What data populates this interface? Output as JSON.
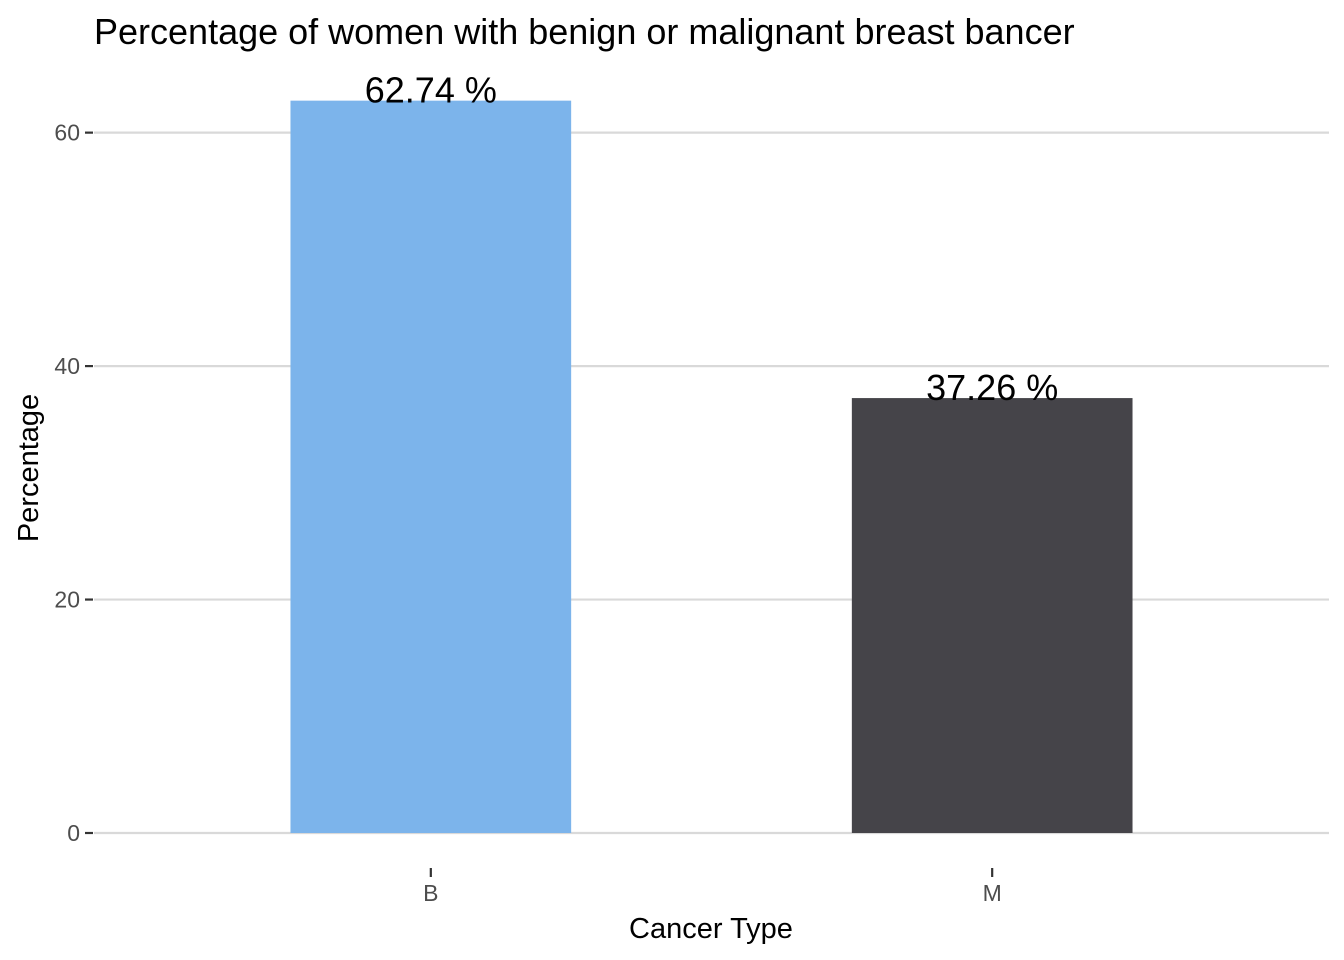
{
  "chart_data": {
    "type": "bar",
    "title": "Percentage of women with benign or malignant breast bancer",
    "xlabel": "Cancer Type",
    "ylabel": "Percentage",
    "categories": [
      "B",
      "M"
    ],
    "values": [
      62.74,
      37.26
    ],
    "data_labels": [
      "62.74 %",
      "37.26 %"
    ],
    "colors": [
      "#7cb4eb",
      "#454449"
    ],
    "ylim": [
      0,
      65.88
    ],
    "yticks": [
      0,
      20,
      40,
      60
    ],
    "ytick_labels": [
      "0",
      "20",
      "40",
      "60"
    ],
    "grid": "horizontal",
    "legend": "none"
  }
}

TO BE DONE: Please write out all of the material above without changing a word, and omit any pictures.

WORKED SOLUTION:
What data populates this interface? Output as JSON.
{
  "chart_data": {
    "type": "bar",
    "title": "Percentage of women with benign or malignant breast bancer",
    "xlabel": "Cancer Type",
    "ylabel": "Percentage",
    "categories": [
      "B",
      "M"
    ],
    "values": [
      62.74,
      37.26
    ],
    "data_labels": [
      "62.74 %",
      "37.26 %"
    ],
    "colors": [
      "#7cb4eb",
      "#454449"
    ],
    "ylim": [
      0,
      65.88
    ],
    "yticks": [
      0,
      20,
      40,
      60
    ],
    "ytick_labels": [
      "0",
      "20",
      "40",
      "60"
    ],
    "grid": "horizontal",
    "legend": "none"
  }
}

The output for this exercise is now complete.